### Problem to solve
Only lines with the word "treatment" are needed; collect each of them from the listing below.

### Data for processing
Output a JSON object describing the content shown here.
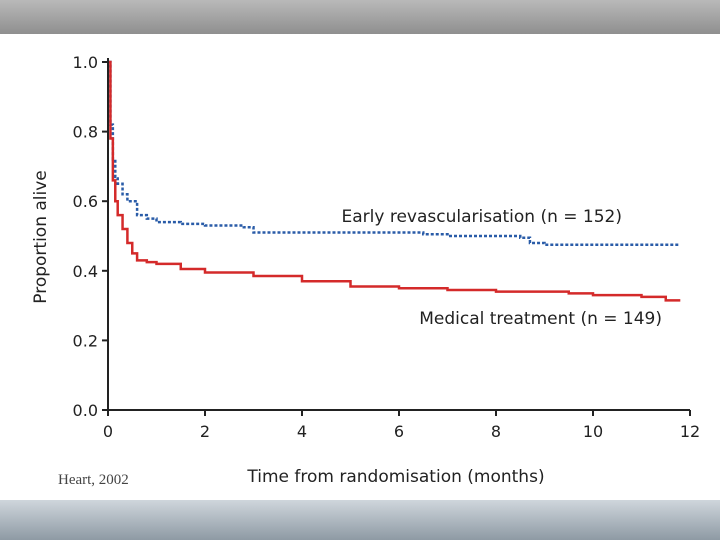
{
  "citation": "Heart, 2002",
  "colors": {
    "medical": "#d42a2a",
    "revasc": "#2a5ca8",
    "axis": "#222222"
  },
  "chart_data": {
    "type": "line",
    "title": "",
    "xlabel": "Time from randomisation (months)",
    "ylabel": "Proportion alive",
    "xlim": [
      0,
      12
    ],
    "ylim": [
      0,
      1.0
    ],
    "xticks": [
      0,
      2,
      4,
      6,
      8,
      10,
      12
    ],
    "yticks": [
      "0.0",
      "0.2",
      "0.4",
      "0.6",
      "0.8",
      "1.0"
    ],
    "series": [
      {
        "name": "Early revascularisation (n = 152)",
        "style": "dotted",
        "color": "#2a5ca8",
        "x": [
          0,
          0.05,
          0.1,
          0.15,
          0.2,
          0.3,
          0.4,
          0.6,
          0.8,
          1.0,
          1.5,
          2.0,
          2.5,
          2.8,
          3.0,
          4.0,
          5.0,
          6.0,
          6.5,
          7.0,
          8.0,
          8.5,
          8.7,
          9.0,
          10.0,
          11.0,
          11.8
        ],
        "y": [
          1.0,
          0.82,
          0.72,
          0.67,
          0.65,
          0.62,
          0.6,
          0.56,
          0.55,
          0.54,
          0.535,
          0.53,
          0.53,
          0.525,
          0.51,
          0.51,
          0.51,
          0.51,
          0.505,
          0.5,
          0.5,
          0.495,
          0.48,
          0.475,
          0.475,
          0.475,
          0.475
        ]
      },
      {
        "name": "Medical treatment (n = 149)",
        "style": "solid",
        "color": "#d42a2a",
        "x": [
          0,
          0.05,
          0.1,
          0.15,
          0.2,
          0.3,
          0.4,
          0.5,
          0.6,
          0.8,
          1.0,
          1.5,
          2.0,
          3.0,
          4.0,
          5.0,
          6.0,
          7.0,
          8.0,
          9.0,
          9.5,
          10.0,
          11.0,
          11.5,
          11.8
        ],
        "y": [
          1.0,
          0.78,
          0.66,
          0.6,
          0.56,
          0.52,
          0.48,
          0.45,
          0.43,
          0.425,
          0.42,
          0.405,
          0.395,
          0.385,
          0.37,
          0.355,
          0.35,
          0.345,
          0.34,
          0.34,
          0.335,
          0.33,
          0.325,
          0.315,
          0.315
        ]
      }
    ],
    "annotations": [
      {
        "text": "Early revascularisation (n = 152)",
        "series": 0
      },
      {
        "text": "Medical treatment (n = 149)",
        "series": 1
      }
    ]
  }
}
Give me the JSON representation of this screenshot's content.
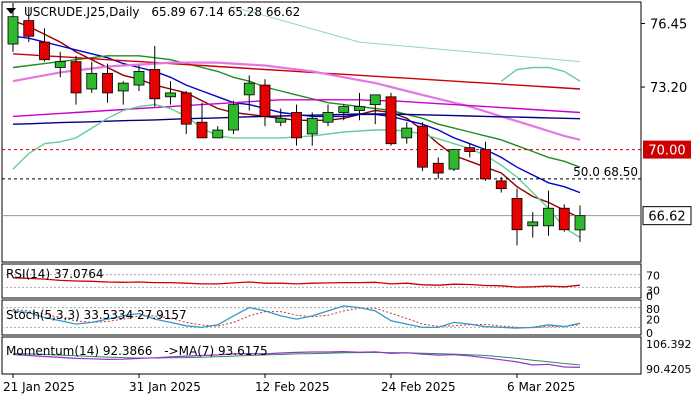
{
  "chart_data": {
    "type": "candlestick",
    "symbol_label": "USCRUDE.J25,Daily",
    "ohlc_label": "65.89 67.14 65.28 66.62",
    "y_ticks": [
      "76.45",
      "73.20",
      "70.00",
      "66.62"
    ],
    "ylim": [
      64.3,
      77.5
    ],
    "x_labels": [
      {
        "index": 0,
        "label": "21 Jan 2025"
      },
      {
        "index": 8,
        "label": "31 Jan 2025"
      },
      {
        "index": 16,
        "label": "12 Feb 2025"
      },
      {
        "index": 24,
        "label": "24 Feb 2025"
      },
      {
        "index": 32,
        "label": "6 Mar 2025"
      }
    ],
    "candles": [
      {
        "o": 75.4,
        "h": 77.5,
        "l": 75.0,
        "c": 76.8
      },
      {
        "o": 76.6,
        "h": 77.3,
        "l": 75.5,
        "c": 75.8
      },
      {
        "o": 75.5,
        "h": 76.2,
        "l": 74.5,
        "c": 74.6
      },
      {
        "o": 74.2,
        "h": 75.0,
        "l": 73.7,
        "c": 74.5
      },
      {
        "o": 74.5,
        "h": 74.8,
        "l": 72.3,
        "c": 72.9
      },
      {
        "o": 73.1,
        "h": 74.5,
        "l": 72.9,
        "c": 73.9
      },
      {
        "o": 73.9,
        "h": 74.4,
        "l": 72.4,
        "c": 72.9
      },
      {
        "o": 73.0,
        "h": 73.5,
        "l": 72.3,
        "c": 73.4
      },
      {
        "o": 73.3,
        "h": 74.3,
        "l": 73.0,
        "c": 74.0
      },
      {
        "o": 74.1,
        "h": 75.3,
        "l": 72.2,
        "c": 72.6
      },
      {
        "o": 72.7,
        "h": 73.5,
        "l": 72.3,
        "c": 72.9
      },
      {
        "o": 72.9,
        "h": 73.0,
        "l": 70.8,
        "c": 71.3
      },
      {
        "o": 71.4,
        "h": 72.4,
        "l": 70.6,
        "c": 70.6
      },
      {
        "o": 70.6,
        "h": 71.2,
        "l": 70.6,
        "c": 71.0
      },
      {
        "o": 71.0,
        "h": 72.5,
        "l": 70.8,
        "c": 72.3
      },
      {
        "o": 72.8,
        "h": 73.8,
        "l": 72.0,
        "c": 73.4
      },
      {
        "o": 73.3,
        "h": 73.6,
        "l": 71.2,
        "c": 71.7
      },
      {
        "o": 71.4,
        "h": 72.1,
        "l": 71.2,
        "c": 71.6
      },
      {
        "o": 71.9,
        "h": 72.3,
        "l": 70.2,
        "c": 70.6
      },
      {
        "o": 70.8,
        "h": 71.9,
        "l": 70.2,
        "c": 71.6
      },
      {
        "o": 71.4,
        "h": 72.3,
        "l": 71.2,
        "c": 71.9
      },
      {
        "o": 71.9,
        "h": 72.3,
        "l": 71.5,
        "c": 72.2
      },
      {
        "o": 72.0,
        "h": 72.9,
        "l": 71.5,
        "c": 72.2
      },
      {
        "o": 72.3,
        "h": 72.8,
        "l": 71.3,
        "c": 72.8
      },
      {
        "o": 72.7,
        "h": 72.9,
        "l": 70.2,
        "c": 70.3
      },
      {
        "o": 70.6,
        "h": 71.4,
        "l": 70.3,
        "c": 71.1
      },
      {
        "o": 71.2,
        "h": 71.4,
        "l": 68.9,
        "c": 69.1
      },
      {
        "o": 69.3,
        "h": 69.6,
        "l": 68.5,
        "c": 68.8
      },
      {
        "o": 69.0,
        "h": 70.0,
        "l": 68.9,
        "c": 70.0
      },
      {
        "o": 70.1,
        "h": 70.3,
        "l": 69.6,
        "c": 69.9
      },
      {
        "o": 70.0,
        "h": 70.4,
        "l": 68.4,
        "c": 68.5
      },
      {
        "o": 68.4,
        "h": 68.6,
        "l": 67.8,
        "c": 68.0
      },
      {
        "o": 67.5,
        "h": 68.0,
        "l": 65.1,
        "c": 65.9
      },
      {
        "o": 66.1,
        "h": 66.8,
        "l": 65.5,
        "c": 66.3
      },
      {
        "o": 66.1,
        "h": 67.9,
        "l": 65.6,
        "c": 67.0
      },
      {
        "o": 67.0,
        "h": 67.2,
        "l": 65.8,
        "c": 65.9
      },
      {
        "o": 65.89,
        "h": 67.14,
        "l": 65.28,
        "c": 66.62
      }
    ],
    "moving_averages": [
      {
        "color": "#8b0000",
        "values": [
          76.6,
          76.3,
          75.9,
          75.5,
          75.0,
          74.6,
          74.2,
          73.8,
          73.6,
          73.3,
          73.1,
          72.9,
          72.5,
          72.1,
          71.9,
          71.8,
          71.7,
          71.6,
          71.5,
          71.5,
          71.5,
          71.6,
          71.8,
          72.0,
          71.9,
          71.6,
          71.0,
          70.3,
          69.7,
          69.4,
          69.1,
          68.8,
          68.1,
          67.6,
          67.3,
          66.9,
          66.5
        ]
      },
      {
        "color": "#0000cc",
        "values": [
          75.8,
          75.7,
          75.5,
          75.3,
          75.1,
          74.9,
          74.7,
          74.4,
          74.2,
          74.0,
          73.7,
          73.3,
          73.0,
          72.7,
          72.4,
          72.3,
          72.1,
          71.9,
          71.8,
          71.7,
          71.7,
          71.7,
          71.8,
          71.8,
          71.7,
          71.5,
          71.3,
          71.0,
          70.6,
          70.3,
          70.0,
          69.6,
          69.1,
          68.7,
          68.3,
          68.1,
          67.8
        ]
      },
      {
        "color": "#228b22",
        "values": [
          74.2,
          74.3,
          74.4,
          74.5,
          74.6,
          74.7,
          74.8,
          74.8,
          74.8,
          74.7,
          74.6,
          74.4,
          74.2,
          74.0,
          73.7,
          73.5,
          73.2,
          73.0,
          72.8,
          72.6,
          72.4,
          72.3,
          72.2,
          72.1,
          72.0,
          71.8,
          71.6,
          71.3,
          71.1,
          70.9,
          70.7,
          70.5,
          70.2,
          69.9,
          69.6,
          69.4,
          69.1
        ]
      },
      {
        "color": "#cc0000",
        "values": [
          74.9,
          74.85,
          74.8,
          74.75,
          74.7,
          74.65,
          74.6,
          74.55,
          74.5,
          74.45,
          74.4,
          74.35,
          74.3,
          74.25,
          74.2,
          74.15,
          74.1,
          74.05,
          74.0,
          73.95,
          73.9,
          73.85,
          73.8,
          73.75,
          73.7,
          73.65,
          73.6,
          73.55,
          73.5,
          73.45,
          73.4,
          73.35,
          73.3,
          73.25,
          73.2,
          73.15,
          73.1
        ]
      },
      {
        "color": "#e377e3",
        "values": [
          73.5,
          73.65,
          73.8,
          73.95,
          74.05,
          74.15,
          74.25,
          74.3,
          74.35,
          74.4,
          74.45,
          74.45,
          74.45,
          74.45,
          74.4,
          74.35,
          74.3,
          74.2,
          74.1,
          74.0,
          73.85,
          73.7,
          73.55,
          73.4,
          73.2,
          73.0,
          72.8,
          72.6,
          72.4,
          72.2,
          71.95,
          71.7,
          71.45,
          71.2,
          70.95,
          70.7,
          70.5
        ]
      },
      {
        "color": "#cc00cc",
        "values": [
          71.7,
          71.75,
          71.8,
          71.85,
          71.9,
          71.95,
          72.0,
          72.05,
          72.1,
          72.15,
          72.2,
          72.25,
          72.3,
          72.35,
          72.4,
          72.45,
          72.5,
          72.55,
          72.55,
          72.55,
          72.55,
          72.55,
          72.55,
          72.5,
          72.5,
          72.45,
          72.4,
          72.35,
          72.3,
          72.25,
          72.2,
          72.15,
          72.1,
          72.05,
          72.0,
          71.95,
          71.9
        ]
      },
      {
        "color": "#000080",
        "values": [
          71.3,
          71.32,
          71.35,
          71.38,
          71.4,
          71.42,
          71.45,
          71.48,
          71.5,
          71.52,
          71.55,
          71.58,
          71.6,
          71.62,
          71.65,
          71.68,
          71.7,
          71.72,
          71.74,
          71.76,
          71.78,
          71.8,
          71.82,
          71.82,
          71.82,
          71.8,
          71.78,
          71.76,
          71.74,
          71.72,
          71.7,
          71.68,
          71.66,
          71.64,
          71.62,
          71.6,
          71.58
        ]
      },
      {
        "color": "#66cc99",
        "values": [
          69.0,
          69.8,
          70.3,
          70.4,
          70.6,
          71.1,
          71.6,
          72.0,
          72.2,
          72.3,
          72.1,
          71.7,
          71.1,
          70.7,
          70.6,
          70.6,
          70.6,
          70.6,
          70.65,
          70.7,
          70.8,
          70.9,
          70.95,
          71.0,
          71.0,
          70.95,
          70.8,
          70.55,
          70.3,
          70.05,
          69.7,
          69.2,
          68.6,
          67.8,
          67.0,
          66.0,
          65.5
        ]
      },
      {
        "color": "#66cc99",
        "values": [
          null,
          null,
          null,
          null,
          null,
          null,
          null,
          null,
          null,
          null,
          null,
          null,
          null,
          null,
          null,
          null,
          null,
          null,
          null,
          null,
          null,
          null,
          null,
          null,
          null,
          null,
          null,
          null,
          null,
          null,
          null,
          73.5,
          74.1,
          74.2,
          74.2,
          74.0,
          73.5
        ]
      }
    ],
    "trend_line": [
      {
        "x": 14,
        "y": 77.3
      },
      {
        "x": 22,
        "y": 75.5
      },
      {
        "x": 36,
        "y": 74.5
      }
    ],
    "levels": [
      {
        "value": 70.0,
        "label": "70.00",
        "style": "dashed",
        "color": "#cc0000",
        "boxed": true
      },
      {
        "value": 68.5,
        "label": "50.0 68.50",
        "style": "dashed",
        "color": "#000000",
        "boxed": false
      }
    ],
    "current_price": {
      "value": 66.62,
      "label": "66.62"
    },
    "rsi": {
      "label": "RSI(14) 37.0764",
      "scale_labels": [
        "70",
        "30",
        "0"
      ],
      "color": "#cc0000",
      "values": [
        60,
        58,
        56,
        52,
        50,
        49,
        47,
        46,
        47,
        45,
        45,
        43,
        41,
        41,
        44,
        47,
        43,
        43,
        41,
        43,
        44,
        45,
        45,
        46,
        41,
        43,
        38,
        37,
        40,
        39,
        36,
        35,
        31,
        32,
        34,
        32,
        37
      ]
    },
    "stoch": {
      "label": "Stoch(5,3,3) 33.5334 27.9157",
      "scale_labels": [
        "80",
        "20",
        "0"
      ],
      "k_color": "#3399cc",
      "d_color": "#cc3333",
      "k": [
        70,
        65,
        50,
        40,
        30,
        35,
        45,
        55,
        62,
        45,
        35,
        25,
        20,
        28,
        55,
        80,
        70,
        55,
        45,
        55,
        70,
        85,
        80,
        70,
        40,
        30,
        20,
        20,
        35,
        30,
        22,
        20,
        18,
        20,
        28,
        22,
        33
      ],
      "d": [
        75,
        70,
        60,
        50,
        40,
        35,
        38,
        45,
        55,
        55,
        48,
        35,
        27,
        24,
        35,
        55,
        68,
        68,
        57,
        52,
        57,
        70,
        78,
        78,
        63,
        47,
        30,
        23,
        25,
        28,
        29,
        24,
        20,
        19,
        22,
        23,
        28
      ]
    },
    "momentum": {
      "label": "Momentum(14) 92.3866",
      "ma_label": "->MA(7) 93.6175",
      "scale_labels": [
        "106.392",
        "90.4205"
      ],
      "mom_color": "#9932cc",
      "ma_color": "#2e8b57",
      "values": [
        99,
        98.5,
        98,
        97.5,
        97,
        96.8,
        96.5,
        96.6,
        97,
        97.3,
        97.8,
        98.2,
        98.5,
        98.8,
        99.3,
        99.5,
        99.3,
        99.8,
        100.1,
        100.3,
        100.3,
        100.5,
        100.2,
        100.4,
        99.6,
        99.9,
        99.2,
        98.7,
        98.9,
        98.3,
        97.3,
        96.3,
        95.2,
        93.6,
        94.0,
        92.6,
        92.39
      ],
      "ma": [
        99.5,
        99.3,
        99.0,
        98.7,
        98.4,
        98.0,
        97.7,
        97.4,
        97.2,
        97.2,
        97.3,
        97.4,
        97.6,
        97.9,
        98.2,
        98.5,
        98.8,
        99.0,
        99.3,
        99.5,
        99.7,
        99.9,
        100.0,
        100.1,
        100.0,
        99.9,
        99.7,
        99.5,
        99.2,
        98.9,
        98.5,
        97.8,
        97.0,
        96.1,
        95.3,
        94.4,
        93.6
      ]
    }
  }
}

### Task result
        "name": "Medical treatment (n = 149)",
        "text": "Medical treatment (n = 149)",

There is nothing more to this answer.